WRITTEN TASK: Copy every line of the data below word for word, without the pictures.

Excerpts from a layout annotation set
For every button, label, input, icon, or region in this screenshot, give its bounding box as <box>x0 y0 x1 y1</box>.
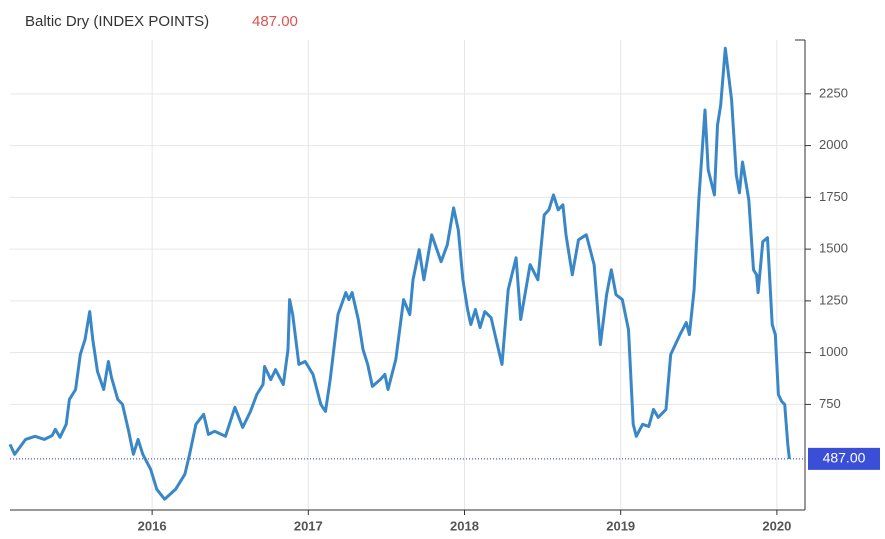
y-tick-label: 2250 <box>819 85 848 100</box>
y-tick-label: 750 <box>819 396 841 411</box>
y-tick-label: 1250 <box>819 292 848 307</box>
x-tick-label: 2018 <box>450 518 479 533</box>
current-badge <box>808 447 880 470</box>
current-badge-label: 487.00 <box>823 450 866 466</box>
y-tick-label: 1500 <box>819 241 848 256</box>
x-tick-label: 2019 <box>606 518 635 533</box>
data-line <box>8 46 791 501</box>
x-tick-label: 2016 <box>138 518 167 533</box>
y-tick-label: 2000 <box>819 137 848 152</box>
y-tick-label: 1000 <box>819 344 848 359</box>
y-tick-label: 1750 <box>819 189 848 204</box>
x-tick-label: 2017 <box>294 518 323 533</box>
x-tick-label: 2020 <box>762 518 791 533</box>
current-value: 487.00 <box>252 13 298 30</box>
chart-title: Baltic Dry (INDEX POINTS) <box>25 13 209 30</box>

ANSWER BELOW:
For every button, label, input, icon, or region in this screenshot, give its bounding box as <box>x0 y0 x1 y1</box>.
y-tick-label: 2250 <box>819 85 848 100</box>
y-tick-label: 750 <box>819 396 841 411</box>
y-tick-label: 1250 <box>819 292 848 307</box>
x-tick-label: 2018 <box>450 518 479 533</box>
current-badge <box>808 447 880 470</box>
current-badge-label: 487.00 <box>823 450 866 466</box>
y-tick-label: 1500 <box>819 241 848 256</box>
x-tick-label: 2019 <box>606 518 635 533</box>
data-line <box>8 46 791 501</box>
x-tick-label: 2016 <box>138 518 167 533</box>
y-tick-label: 2000 <box>819 137 848 152</box>
y-tick-label: 1000 <box>819 344 848 359</box>
y-tick-label: 1750 <box>819 189 848 204</box>
x-tick-label: 2017 <box>294 518 323 533</box>
x-tick-label: 2020 <box>762 518 791 533</box>
current-value: 487.00 <box>252 13 298 30</box>
chart-title: Baltic Dry (INDEX POINTS) <box>25 13 209 30</box>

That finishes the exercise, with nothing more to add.